Records follow. Copy every line with "身份证编号".

>> START Exercise inputs

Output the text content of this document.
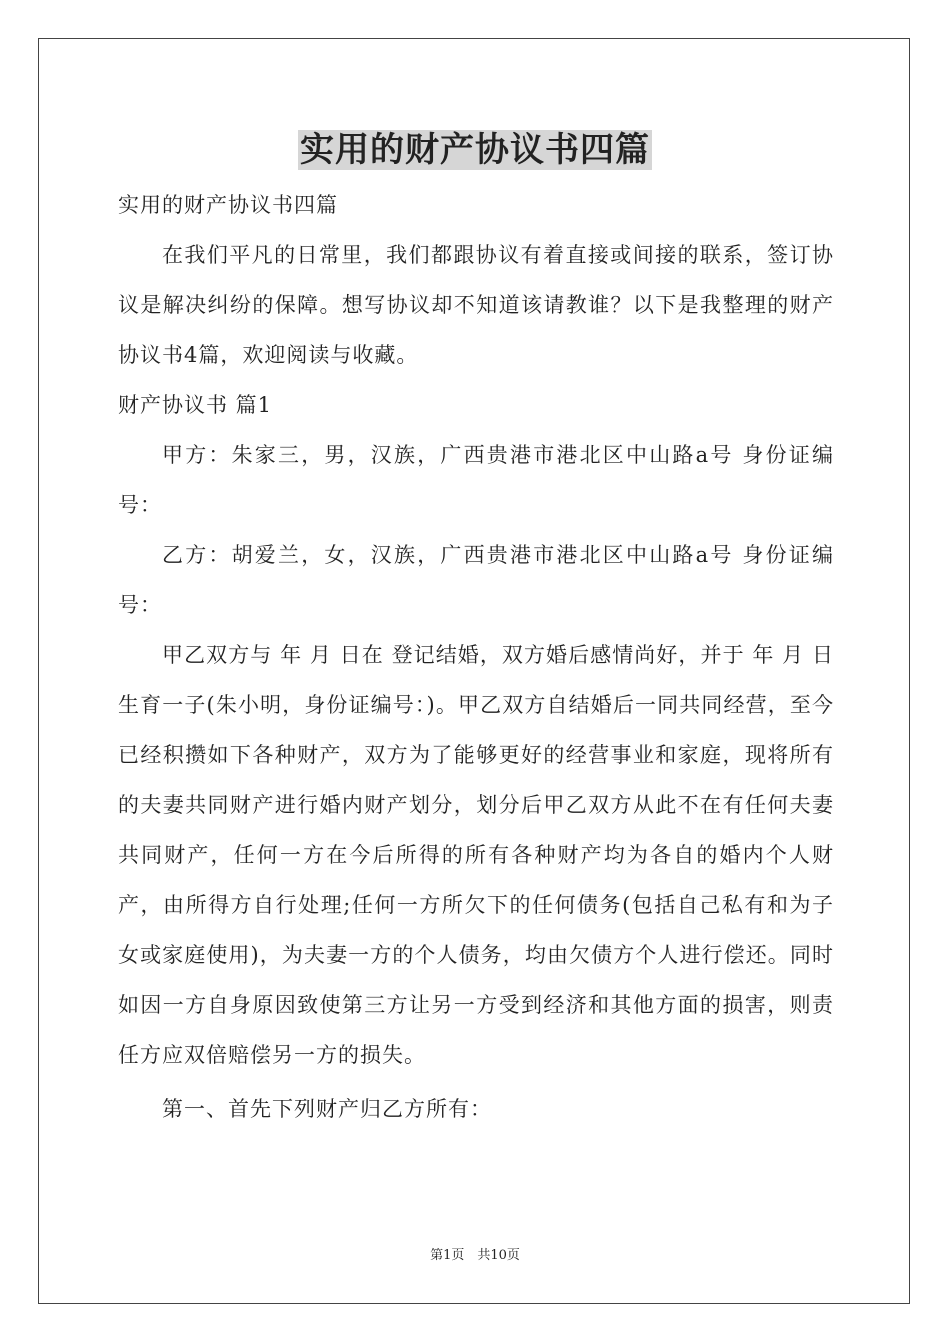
实用的财产协议书四篇
实用的财产协议书四篇

在我们平凡的日常里，我们都跟协议有着直接或间接的联系，签订协议是解决纠纷的保障。想写协议却不知道该请教谁？以下是我整理的财产协议书4篇，欢迎阅读与收藏。

财产协议书 篇1

甲方：朱家三，男，汉族，广西贵港市港北区中山路a号 身份证编号：

乙方：胡爱兰，女，汉族，广西贵港市港北区中山路a号 身份证编号：

甲乙双方与 年 月 日在 登记结婚，双方婚后感情尚好，并于 年 月 日生育一子(朱小明，身份证编号：)。甲乙双方自结婚后一同共同经营，至今已经积攒如下各种财产，双方为了能够更好的经营事业和家庭，现将所有的夫妻共同财产进行婚内财产划分，划分后甲乙双方从此不在有任何夫妻共同财产，任何一方在今后所得的所有各种财产均为各自的婚内个人财产，由所得方自行处理;任何一方所欠下的任何债务(包括自己私有和为子女或家庭使用)，为夫妻一方的个人债务，均由欠债方个人进行偿还。同时如因一方自身原因致使第三方让另一方受到经济和其他方面的损害，则责任方应双倍赔偿另一方的损失。

第一、首先下列财产归乙方所有：

第1页　共10页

>> END Exercise inputs

Result of this task:
甲方：朱家三，男，汉族，广西贵港市港北区中山路a号 身份证编号：
乙方：胡爱兰，女，汉族，广西贵港市港北区中山路a号 身份证编号：
甲乙双方与 年 月 日在 登记结婚，双方婚后感情尚好，并于 年 月 日生育一子(朱小明，身份证编号：)。甲乙双方自结婚后一同共同经营，至今已经积攒如下各种财产，双方为了能够更好的经营事业和家庭，现将所有的夫妻共同财产进行婚内财产划分，划分后甲乙双方从此不在有任何夫妻共同财产，任何一方在今后所得的所有各种财产均为各自的婚内个人财产，由所得方自行处理;任何一方所欠下的任何债务(包括自己私有和为子女或家庭使用)，为夫妻一方的个人债务，均由欠债方个人进行偿还。同时如因一方自身原因致使第三方让另一方受到经济和其他方面的损害，则责任方应双倍赔偿另一方的损失。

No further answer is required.